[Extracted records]
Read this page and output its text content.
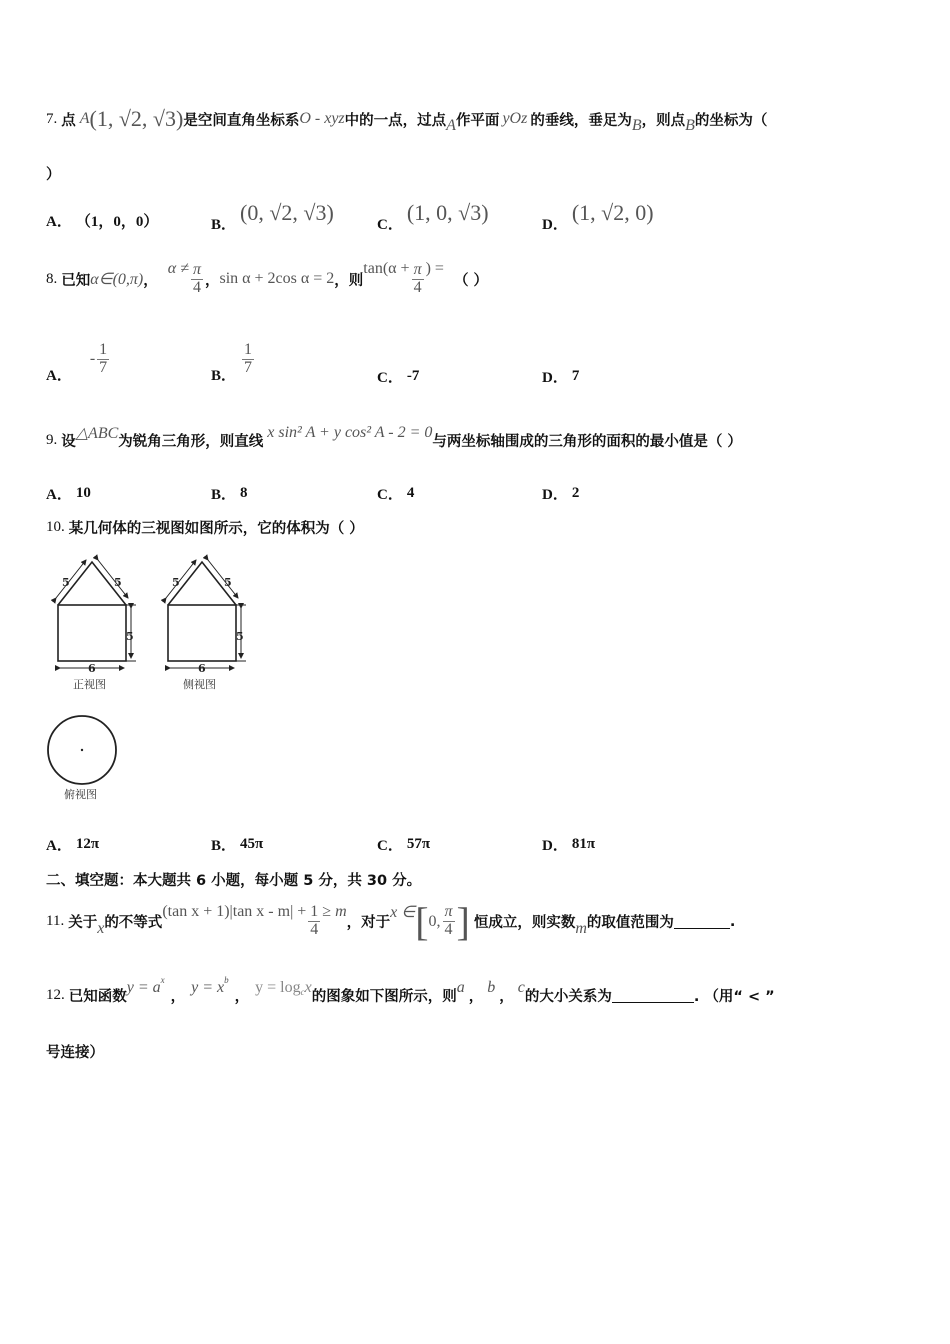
7. 点 A (1, √2, √3) 是空间直角坐标系 O - xyz 中的一点，过点 A 作平面 yOz 的垂线，垂足为 B ，则点 B 的坐标为（
）
A． （1，0，0）	B． (0, √2, √3)	C． (1, 0, √3)	D． (1, √2, 0)
8. 已知 α∈(0,π) ，
$\alpha \ne \frac{\pi}{4}$ ， sin α + 2cos α = 2 ，则
$\tan(\alpha + \frac{\pi}{4}$ ) =
（ ）
A．
- $\frac{1}{7}$	B． $\frac{1}{7}$
C． -7	D． 7
9. 设
△ABC
为锐角三角形，则直线
x sin² A + y cos² A - 2 = 0
与两坐标轴围成的三角形的面积的最小值是（ ）
A． 10	B． 8	C． 4	D． 2
10. 某几何体的三视图如图所示，它的体积为（ ）
5	5
5
6
正视图
5	5
5
6
侧视图
俯视图
A． 12π	B． 45π	C． 57π	D． 81π
二、填空题：本大题共 6 小题，每小题 5 分，共 30 分。
11. 关于 x 的不等式
(tan x + 1)|tan $x - m| + \frac{1}{4} \ge m$
，对于
x ∈ [ 0, $\frac{\pi}{4}$ ] 恒成立，则实数 m 的取值范围为	.
12. 已知函数
y = a x
，
y = x b
，
y = log c x
的图象如下图所示，则
a
，
b
，
c
的大小关系为	. （用“ < ”
号连接）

### AIM
Copy all the entries word for word. Omit any pictures.

### THE COMPLETED TASK
Read this page and output its text content.
7. 点 A (1, √2, √3) 是空间直角坐标系 O - xyz 中的一点，过点 A 作平面 yOz 的垂线，垂足为 B ，则点 B 的坐标为（
）
A． （1，0，0）	B． (0, √2, √3)	C． (1, 0, √3)	D． (1, √2, 0)
8. 已知 α∈(0,π) ，
$\alpha \ne \frac{\pi}{4}$ ， sin α + 2cos α = 2 ，则
$\tan(\alpha + \frac{\pi}{4}$ ) =
（ ）
A．
- $\frac{1}{7}$	B． $\frac{1}{7}$
C． -7	D． 7
9. 设
△ABC
为锐角三角形，则直线
x sin² A + y cos² A - 2 = 0
与两坐标轴围成的三角形的面积的最小值是（ ）
A． 10	B． 8	C． 4	D． 2
10. 某几何体的三视图如图所示，它的体积为（ ）
5	5
5
6
正视图
5	5
5
6
侧视图
俯视图
A． 12π	B． 45π	C． 57π	D． 81π
二、填空题：本大题共 6 小题，每小题 5 分，共 30 分。
11. 关于 x 的不等式
(tan x + 1)|tan $x - m| + \frac{1}{4} \ge m$
，对于
x ∈ [ 0, $\frac{\pi}{4}$ ] 恒成立，则实数 m 的取值范围为	.
12. 已知函数
y = a x
，
y = x b
，
y = log c x
的图象如下图所示，则
a
，
b
，
c
的大小关系为	. （用“ < ”
号连接）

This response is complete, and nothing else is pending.